- **EXERCISE**
Select, from the material below, each line with "Bakırkoy" in it.
+++ PROVIDED ENTRIES +++
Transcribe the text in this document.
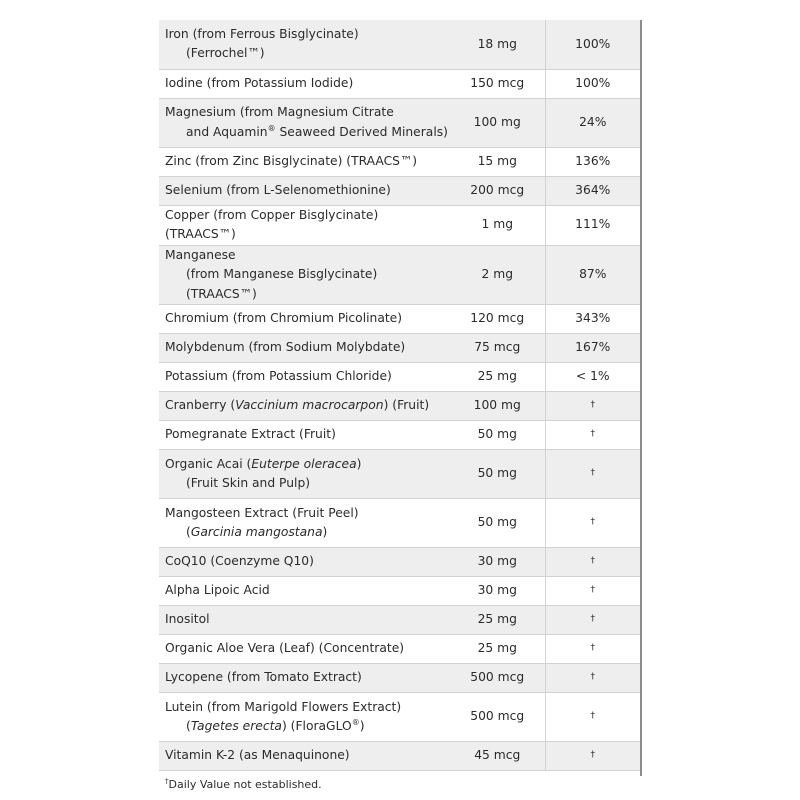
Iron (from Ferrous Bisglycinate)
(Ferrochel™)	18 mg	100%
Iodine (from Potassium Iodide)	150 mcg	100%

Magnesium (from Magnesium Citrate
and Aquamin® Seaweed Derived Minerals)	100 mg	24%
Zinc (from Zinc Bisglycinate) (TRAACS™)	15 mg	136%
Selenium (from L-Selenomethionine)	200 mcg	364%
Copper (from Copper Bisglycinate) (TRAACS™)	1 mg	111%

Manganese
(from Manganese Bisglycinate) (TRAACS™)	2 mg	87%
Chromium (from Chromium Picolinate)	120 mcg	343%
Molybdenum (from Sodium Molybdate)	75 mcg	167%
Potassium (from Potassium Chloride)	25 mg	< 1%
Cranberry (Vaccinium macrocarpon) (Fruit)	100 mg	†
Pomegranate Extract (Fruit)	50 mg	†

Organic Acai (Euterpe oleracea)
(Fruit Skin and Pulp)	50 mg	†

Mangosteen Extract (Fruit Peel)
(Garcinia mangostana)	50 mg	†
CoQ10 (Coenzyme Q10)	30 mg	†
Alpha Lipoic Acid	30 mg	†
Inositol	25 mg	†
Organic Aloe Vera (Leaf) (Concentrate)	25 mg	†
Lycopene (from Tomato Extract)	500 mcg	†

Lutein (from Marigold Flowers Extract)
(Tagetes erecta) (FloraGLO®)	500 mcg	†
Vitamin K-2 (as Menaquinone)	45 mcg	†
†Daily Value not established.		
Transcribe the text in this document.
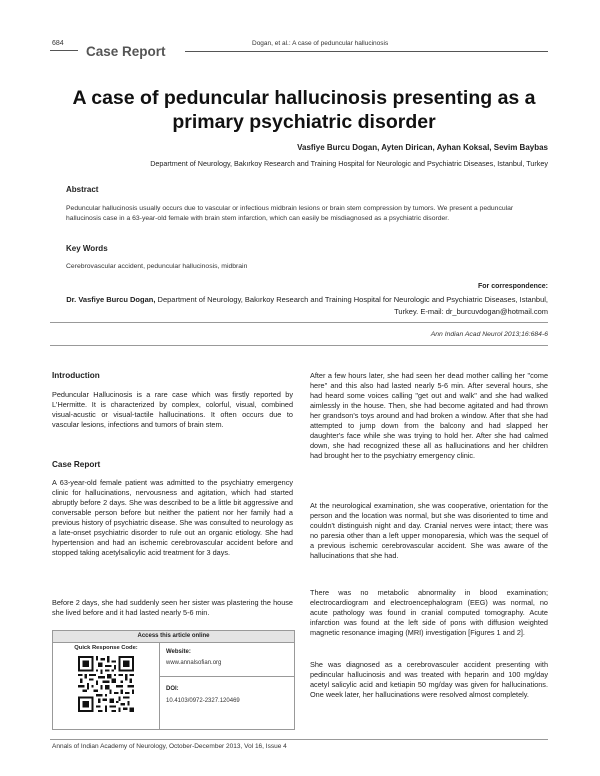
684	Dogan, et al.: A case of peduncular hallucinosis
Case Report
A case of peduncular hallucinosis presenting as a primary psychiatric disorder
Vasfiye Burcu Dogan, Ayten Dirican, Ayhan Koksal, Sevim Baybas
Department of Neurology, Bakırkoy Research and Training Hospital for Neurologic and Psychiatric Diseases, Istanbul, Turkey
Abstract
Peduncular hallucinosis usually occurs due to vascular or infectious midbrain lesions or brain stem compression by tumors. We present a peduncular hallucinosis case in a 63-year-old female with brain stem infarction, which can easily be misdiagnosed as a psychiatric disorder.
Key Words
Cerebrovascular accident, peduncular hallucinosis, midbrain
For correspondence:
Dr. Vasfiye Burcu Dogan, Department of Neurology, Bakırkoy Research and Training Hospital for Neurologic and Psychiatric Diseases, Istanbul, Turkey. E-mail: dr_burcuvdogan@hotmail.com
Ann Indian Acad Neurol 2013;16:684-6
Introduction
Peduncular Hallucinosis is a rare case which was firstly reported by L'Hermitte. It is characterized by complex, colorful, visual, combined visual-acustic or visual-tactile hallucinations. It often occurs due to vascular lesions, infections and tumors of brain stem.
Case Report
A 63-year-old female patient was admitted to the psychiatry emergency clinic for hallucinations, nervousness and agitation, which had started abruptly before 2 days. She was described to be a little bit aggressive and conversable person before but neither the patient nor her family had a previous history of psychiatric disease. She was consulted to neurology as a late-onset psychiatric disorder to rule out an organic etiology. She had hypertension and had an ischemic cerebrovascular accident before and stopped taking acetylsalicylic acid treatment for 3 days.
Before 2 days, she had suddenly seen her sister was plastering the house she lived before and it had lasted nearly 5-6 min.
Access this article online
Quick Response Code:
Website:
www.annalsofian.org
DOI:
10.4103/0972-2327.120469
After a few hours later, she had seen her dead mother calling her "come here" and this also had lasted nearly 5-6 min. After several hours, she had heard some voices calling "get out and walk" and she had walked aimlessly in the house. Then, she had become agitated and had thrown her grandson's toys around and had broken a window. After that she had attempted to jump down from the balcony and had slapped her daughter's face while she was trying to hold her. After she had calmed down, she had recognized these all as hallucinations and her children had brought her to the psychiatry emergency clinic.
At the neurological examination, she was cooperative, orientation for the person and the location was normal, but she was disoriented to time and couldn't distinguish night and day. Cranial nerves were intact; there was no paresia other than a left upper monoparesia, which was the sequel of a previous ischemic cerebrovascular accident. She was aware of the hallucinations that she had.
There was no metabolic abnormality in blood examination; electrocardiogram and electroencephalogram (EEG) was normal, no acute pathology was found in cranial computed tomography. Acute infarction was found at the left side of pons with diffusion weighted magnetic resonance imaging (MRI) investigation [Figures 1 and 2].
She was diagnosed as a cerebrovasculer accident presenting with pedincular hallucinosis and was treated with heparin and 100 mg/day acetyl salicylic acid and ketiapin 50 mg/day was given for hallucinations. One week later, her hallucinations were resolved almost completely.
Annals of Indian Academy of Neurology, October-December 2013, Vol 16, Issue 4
+++
+++ PROVIDED ENTRIES +++
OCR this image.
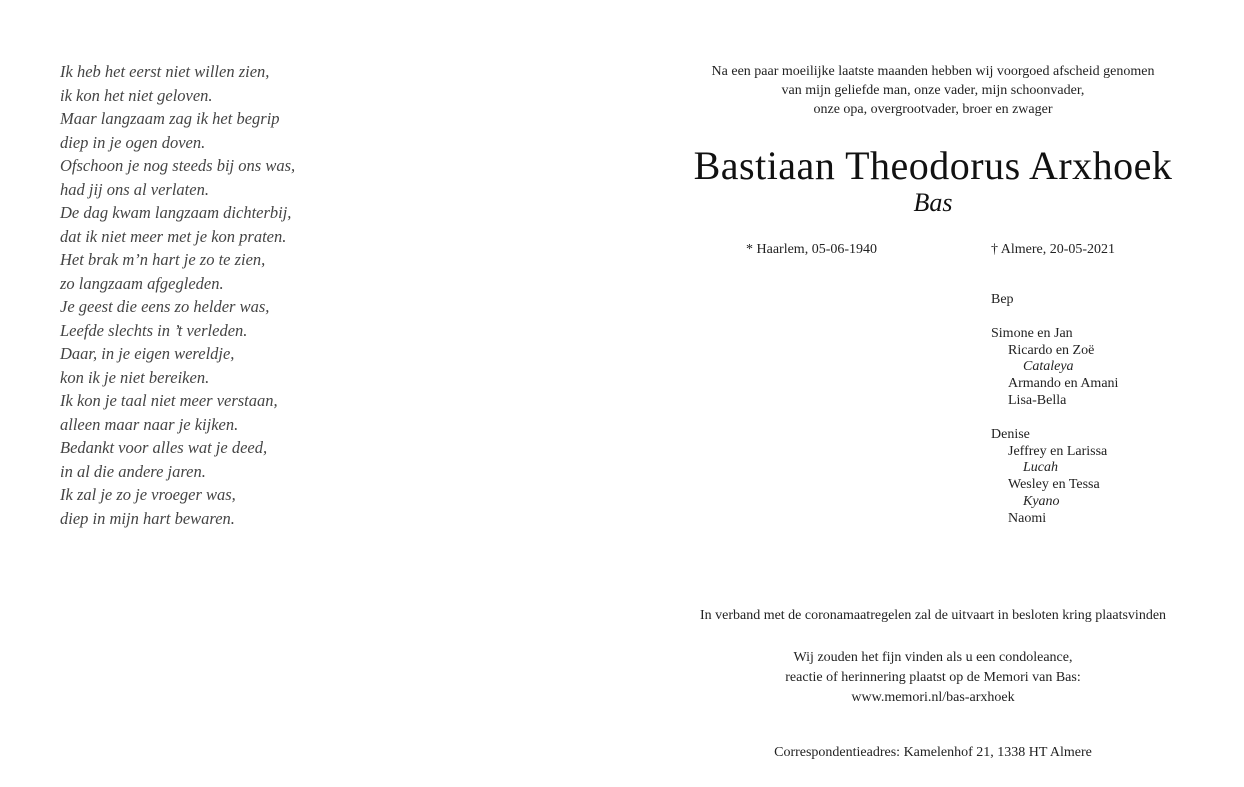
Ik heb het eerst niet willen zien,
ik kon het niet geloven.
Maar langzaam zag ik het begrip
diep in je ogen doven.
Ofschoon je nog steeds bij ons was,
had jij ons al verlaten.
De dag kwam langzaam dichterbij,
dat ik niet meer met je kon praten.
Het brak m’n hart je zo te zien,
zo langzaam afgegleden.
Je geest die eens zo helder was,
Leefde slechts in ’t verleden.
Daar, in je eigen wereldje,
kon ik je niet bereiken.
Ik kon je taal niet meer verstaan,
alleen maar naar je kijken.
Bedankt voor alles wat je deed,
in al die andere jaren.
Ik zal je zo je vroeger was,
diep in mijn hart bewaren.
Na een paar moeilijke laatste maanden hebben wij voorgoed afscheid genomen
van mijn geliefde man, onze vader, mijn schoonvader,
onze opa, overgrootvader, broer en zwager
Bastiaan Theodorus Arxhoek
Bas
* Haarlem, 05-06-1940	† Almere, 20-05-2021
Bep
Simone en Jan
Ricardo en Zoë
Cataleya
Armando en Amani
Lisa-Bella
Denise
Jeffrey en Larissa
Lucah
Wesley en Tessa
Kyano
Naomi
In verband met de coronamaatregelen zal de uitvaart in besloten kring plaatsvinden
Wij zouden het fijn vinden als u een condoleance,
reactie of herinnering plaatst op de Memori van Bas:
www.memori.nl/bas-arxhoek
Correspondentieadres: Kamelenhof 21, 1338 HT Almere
+++
- **SOLUTION FOR THIS PROBLEM**
Department of Neurology, Bakırkoy Research and Training Hospital for Neurologic and Psychiatric Diseases, Istanbul, Turkey
Dr. Vasfiye Burcu Dogan, Department of Neurology, Bakırkoy Research and Training Hospital for Neurologic and Psychiatric Diseases, Istanbul, Turkey. E-mail: dr_burcuvdogan@hotmail.com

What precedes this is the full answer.